── ENTRIES SHOWN

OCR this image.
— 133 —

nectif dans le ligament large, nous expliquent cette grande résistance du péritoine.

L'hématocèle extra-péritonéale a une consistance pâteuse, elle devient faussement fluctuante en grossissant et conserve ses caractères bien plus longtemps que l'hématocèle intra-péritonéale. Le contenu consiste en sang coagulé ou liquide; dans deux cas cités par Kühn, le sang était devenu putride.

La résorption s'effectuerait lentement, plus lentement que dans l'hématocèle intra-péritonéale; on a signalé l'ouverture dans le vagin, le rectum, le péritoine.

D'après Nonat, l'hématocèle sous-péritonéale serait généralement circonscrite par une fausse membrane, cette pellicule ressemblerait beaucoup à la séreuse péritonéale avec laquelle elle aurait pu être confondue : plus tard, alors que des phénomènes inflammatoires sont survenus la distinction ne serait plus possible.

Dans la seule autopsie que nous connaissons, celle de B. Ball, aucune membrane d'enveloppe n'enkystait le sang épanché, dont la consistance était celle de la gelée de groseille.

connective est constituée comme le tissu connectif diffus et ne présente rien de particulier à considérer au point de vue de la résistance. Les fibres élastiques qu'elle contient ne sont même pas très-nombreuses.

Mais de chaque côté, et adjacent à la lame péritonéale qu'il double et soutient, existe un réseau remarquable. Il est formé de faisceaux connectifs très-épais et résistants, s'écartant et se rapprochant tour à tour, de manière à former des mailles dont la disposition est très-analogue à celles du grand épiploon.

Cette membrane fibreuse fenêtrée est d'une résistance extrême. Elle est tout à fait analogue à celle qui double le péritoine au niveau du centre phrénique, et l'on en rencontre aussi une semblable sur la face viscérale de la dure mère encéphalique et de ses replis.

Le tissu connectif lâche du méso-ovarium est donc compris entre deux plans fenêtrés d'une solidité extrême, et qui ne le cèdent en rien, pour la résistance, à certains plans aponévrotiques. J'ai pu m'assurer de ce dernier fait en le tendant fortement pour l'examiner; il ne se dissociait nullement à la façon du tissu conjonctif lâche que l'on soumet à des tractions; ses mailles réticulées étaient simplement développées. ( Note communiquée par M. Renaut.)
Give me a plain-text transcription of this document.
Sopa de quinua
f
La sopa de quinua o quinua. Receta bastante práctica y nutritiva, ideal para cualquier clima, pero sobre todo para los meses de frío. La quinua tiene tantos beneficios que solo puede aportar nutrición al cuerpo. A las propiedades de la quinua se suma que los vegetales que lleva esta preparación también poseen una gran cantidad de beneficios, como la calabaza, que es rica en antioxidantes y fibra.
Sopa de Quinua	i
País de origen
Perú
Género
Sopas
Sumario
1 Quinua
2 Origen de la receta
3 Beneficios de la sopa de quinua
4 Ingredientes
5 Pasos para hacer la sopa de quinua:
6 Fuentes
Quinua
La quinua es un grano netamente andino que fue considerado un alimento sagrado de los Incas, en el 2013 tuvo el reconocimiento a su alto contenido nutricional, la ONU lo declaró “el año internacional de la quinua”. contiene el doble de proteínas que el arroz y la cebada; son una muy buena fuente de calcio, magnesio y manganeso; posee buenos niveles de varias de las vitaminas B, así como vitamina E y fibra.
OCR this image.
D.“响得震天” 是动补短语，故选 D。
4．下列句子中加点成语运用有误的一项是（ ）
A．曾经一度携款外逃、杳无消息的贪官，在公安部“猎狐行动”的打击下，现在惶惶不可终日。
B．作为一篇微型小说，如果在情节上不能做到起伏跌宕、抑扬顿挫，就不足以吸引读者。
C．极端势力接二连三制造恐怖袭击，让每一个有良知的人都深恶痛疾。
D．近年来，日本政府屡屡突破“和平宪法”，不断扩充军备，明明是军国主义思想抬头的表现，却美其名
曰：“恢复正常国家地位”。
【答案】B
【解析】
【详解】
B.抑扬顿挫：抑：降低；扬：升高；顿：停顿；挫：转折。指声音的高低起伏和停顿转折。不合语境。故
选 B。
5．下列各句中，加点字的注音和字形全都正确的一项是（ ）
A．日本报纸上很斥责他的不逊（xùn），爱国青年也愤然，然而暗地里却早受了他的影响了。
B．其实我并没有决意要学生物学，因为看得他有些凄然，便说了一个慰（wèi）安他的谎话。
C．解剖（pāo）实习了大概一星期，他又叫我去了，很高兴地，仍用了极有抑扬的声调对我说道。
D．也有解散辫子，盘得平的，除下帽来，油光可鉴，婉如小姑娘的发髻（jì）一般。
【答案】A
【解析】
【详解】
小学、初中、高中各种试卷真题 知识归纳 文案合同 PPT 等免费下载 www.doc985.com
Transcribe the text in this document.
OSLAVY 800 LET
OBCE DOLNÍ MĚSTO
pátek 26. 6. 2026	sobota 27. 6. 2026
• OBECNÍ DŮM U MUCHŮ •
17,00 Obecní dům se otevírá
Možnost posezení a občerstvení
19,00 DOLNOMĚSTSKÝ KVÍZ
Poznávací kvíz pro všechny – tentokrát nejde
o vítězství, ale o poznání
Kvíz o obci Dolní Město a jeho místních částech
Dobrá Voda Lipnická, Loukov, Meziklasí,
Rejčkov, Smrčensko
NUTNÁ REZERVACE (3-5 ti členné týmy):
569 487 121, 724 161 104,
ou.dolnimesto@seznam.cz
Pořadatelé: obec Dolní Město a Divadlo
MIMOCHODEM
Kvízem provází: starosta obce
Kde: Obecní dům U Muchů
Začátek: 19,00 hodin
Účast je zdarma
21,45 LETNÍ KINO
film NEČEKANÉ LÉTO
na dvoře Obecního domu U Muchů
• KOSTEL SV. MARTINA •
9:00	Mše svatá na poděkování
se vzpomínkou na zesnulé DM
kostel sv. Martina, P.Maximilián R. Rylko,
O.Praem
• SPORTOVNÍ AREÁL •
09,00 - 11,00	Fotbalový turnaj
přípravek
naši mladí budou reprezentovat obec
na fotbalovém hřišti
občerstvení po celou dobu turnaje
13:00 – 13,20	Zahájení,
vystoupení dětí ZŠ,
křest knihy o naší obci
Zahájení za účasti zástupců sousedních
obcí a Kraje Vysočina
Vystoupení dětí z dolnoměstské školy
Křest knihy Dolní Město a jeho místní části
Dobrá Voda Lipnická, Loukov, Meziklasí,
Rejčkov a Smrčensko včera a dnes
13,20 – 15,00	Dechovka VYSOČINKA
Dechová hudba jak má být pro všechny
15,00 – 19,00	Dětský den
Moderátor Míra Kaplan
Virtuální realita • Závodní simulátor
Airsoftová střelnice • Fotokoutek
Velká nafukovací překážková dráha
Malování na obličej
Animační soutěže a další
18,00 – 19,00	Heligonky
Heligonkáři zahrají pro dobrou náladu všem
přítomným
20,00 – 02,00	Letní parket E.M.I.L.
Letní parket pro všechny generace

────

**AIM**
Write out every line of the entries that holds the word "抑扬顿挫".

**ANSWER FOR THIS EXERCISE**
B．作为一篇微型小说，如果在情节上不能做到起伏跌宕、抑扬顿挫，就不足以吸引读者。
B.抑扬顿挫：抑：降低；扬：升高；顿：停顿；挫：转折。指声音的高低起伏和停顿转折。不合语境。故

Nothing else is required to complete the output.